--- DIRECTION ---
Your task is to print all of the material verbatim.

****

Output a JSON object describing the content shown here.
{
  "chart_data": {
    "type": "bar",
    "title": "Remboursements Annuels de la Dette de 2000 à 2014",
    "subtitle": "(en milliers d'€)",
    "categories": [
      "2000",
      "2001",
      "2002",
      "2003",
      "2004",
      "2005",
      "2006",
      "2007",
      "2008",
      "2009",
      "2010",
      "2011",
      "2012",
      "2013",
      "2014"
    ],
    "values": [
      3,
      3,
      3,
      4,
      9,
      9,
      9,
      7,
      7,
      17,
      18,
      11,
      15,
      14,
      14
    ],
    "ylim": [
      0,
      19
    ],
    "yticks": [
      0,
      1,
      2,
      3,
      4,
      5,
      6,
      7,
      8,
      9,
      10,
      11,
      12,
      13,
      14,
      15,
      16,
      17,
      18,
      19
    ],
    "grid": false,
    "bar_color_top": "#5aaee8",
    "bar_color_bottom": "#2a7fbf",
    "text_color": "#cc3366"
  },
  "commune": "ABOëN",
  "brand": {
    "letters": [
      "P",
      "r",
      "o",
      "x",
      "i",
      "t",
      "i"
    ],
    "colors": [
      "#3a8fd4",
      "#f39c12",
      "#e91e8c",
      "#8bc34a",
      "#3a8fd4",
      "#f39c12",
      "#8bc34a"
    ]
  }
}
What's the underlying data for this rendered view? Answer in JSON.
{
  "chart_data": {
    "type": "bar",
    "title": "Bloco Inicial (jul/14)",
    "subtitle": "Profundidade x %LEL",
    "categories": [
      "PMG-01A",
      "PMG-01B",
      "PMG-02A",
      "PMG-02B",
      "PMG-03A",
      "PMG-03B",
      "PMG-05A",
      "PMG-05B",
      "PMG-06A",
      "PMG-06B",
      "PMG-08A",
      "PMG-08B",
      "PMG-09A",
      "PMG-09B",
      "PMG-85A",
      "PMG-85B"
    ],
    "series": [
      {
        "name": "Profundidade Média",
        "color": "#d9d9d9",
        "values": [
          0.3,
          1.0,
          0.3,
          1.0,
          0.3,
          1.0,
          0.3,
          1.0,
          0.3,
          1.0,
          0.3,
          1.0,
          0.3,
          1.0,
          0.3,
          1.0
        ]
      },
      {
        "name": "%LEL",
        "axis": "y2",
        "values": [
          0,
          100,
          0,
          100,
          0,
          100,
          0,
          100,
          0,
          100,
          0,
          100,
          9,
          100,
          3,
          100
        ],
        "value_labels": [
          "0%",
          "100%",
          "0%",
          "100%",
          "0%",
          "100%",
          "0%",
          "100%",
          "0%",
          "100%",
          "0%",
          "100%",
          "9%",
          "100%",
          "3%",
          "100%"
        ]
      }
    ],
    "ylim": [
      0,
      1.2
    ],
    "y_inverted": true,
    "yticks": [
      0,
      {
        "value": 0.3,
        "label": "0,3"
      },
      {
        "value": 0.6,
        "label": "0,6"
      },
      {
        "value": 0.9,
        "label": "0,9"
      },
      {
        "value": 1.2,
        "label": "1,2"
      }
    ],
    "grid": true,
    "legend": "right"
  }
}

****

--- SOLUTION FOR THIS TASK ---
Output a JSON object describing the content shown here.
{
  "chart_data": {
    "type": "bar",
    "title": "Remboursements Annuels de la Dette de 2000 à 2014",
    "subtitle": "(en milliers d'€)",
    "categories": [
      "2000",
      "2001",
      "2002",
      "2003",
      "2004",
      "2005",
      "2006",
      "2007",
      "2008",
      "2009",
      "2010",
      "2011",
      "2012",
      "2013",
      "2014"
    ],
    "values": [
      3,
      3,
      3,
      4,
      9,
      9,
      9,
      7,
      7,
      17,
      18,
      11,
      15,
      14,
      14
    ],
    "ylim": [
      0,
      19
    ],
    "yticks": [
      0,
      1,
      2,
      3,
      4,
      5,
      6,
      7,
      8,
      9,
      10,
      11,
      12,
      13,
      14,
      15,
      16,
      17,
      18,
      19
    ],
    "grid": false,
    "bar_color_top": "#5aaee8",
    "bar_color_bottom": "#2a7fbf",
    "text_color": "#cc3366"
  },
  "commune": "ABOëN",
  "brand": {
    "letters": [
      "P",
      "r",
      "o",
      "x",
      "i",
      "t",
      "i"
    ],
    "colors": [
      "#3a8fd4",
      "#f39c12",
      "#e91e8c",
      "#8bc34a",
      "#3a8fd4",
      "#f39c12",
      "#8bc34a"
    ]
  }
}
What's the underlying data for this rendered view? Answer in JSON.
{
  "chart_data": {
    "type": "bar",
    "title": "Bloco Inicial (jul/14)",
    "subtitle": "Profundidade x %LEL",
    "categories": [
      "PMG-01A",
      "PMG-01B",
      "PMG-02A",
      "PMG-02B",
      "PMG-03A",
      "PMG-03B",
      "PMG-05A",
      "PMG-05B",
      "PMG-06A",
      "PMG-06B",
      "PMG-08A",
      "PMG-08B",
      "PMG-09A",
      "PMG-09B",
      "PMG-85A",
      "PMG-85B"
    ],
    "series": [
      {
        "name": "Profundidade Média",
        "color": "#d9d9d9",
        "values": [
          0.3,
          1.0,
          0.3,
          1.0,
          0.3,
          1.0,
          0.3,
          1.0,
          0.3,
          1.0,
          0.3,
          1.0,
          0.3,
          1.0,
          0.3,
          1.0
        ]
      },
      {
        "name": "%LEL",
        "axis": "y2",
        "values": [
          0,
          100,
          0,
          100,
          0,
          100,
          0,
          100,
          0,
          100,
          0,
          100,
          9,
          100,
          3,
          100
        ],
        "value_labels": [
          "0%",
          "100%",
          "0%",
          "100%",
          "0%",
          "100%",
          "0%",
          "100%",
          "0%",
          "100%",
          "0%",
          "100%",
          "9%",
          "100%",
          "3%",
          "100%"
        ]
      }
    ],
    "ylim": [
      0,
      1.2
    ],
    "y_inverted": true,
    "yticks": [
      0,
      {
        "value": 0.3,
        "label": "0,3"
      },
      {
        "value": 0.6,
        "label": "0,6"
      },
      {
        "value": 0.9,
        "label": "0,9"
      },
      {
        "value": 1.2,
        "label": "1,2"
      }
    ],
    "grid": true,
    "legend": "right"
  }
}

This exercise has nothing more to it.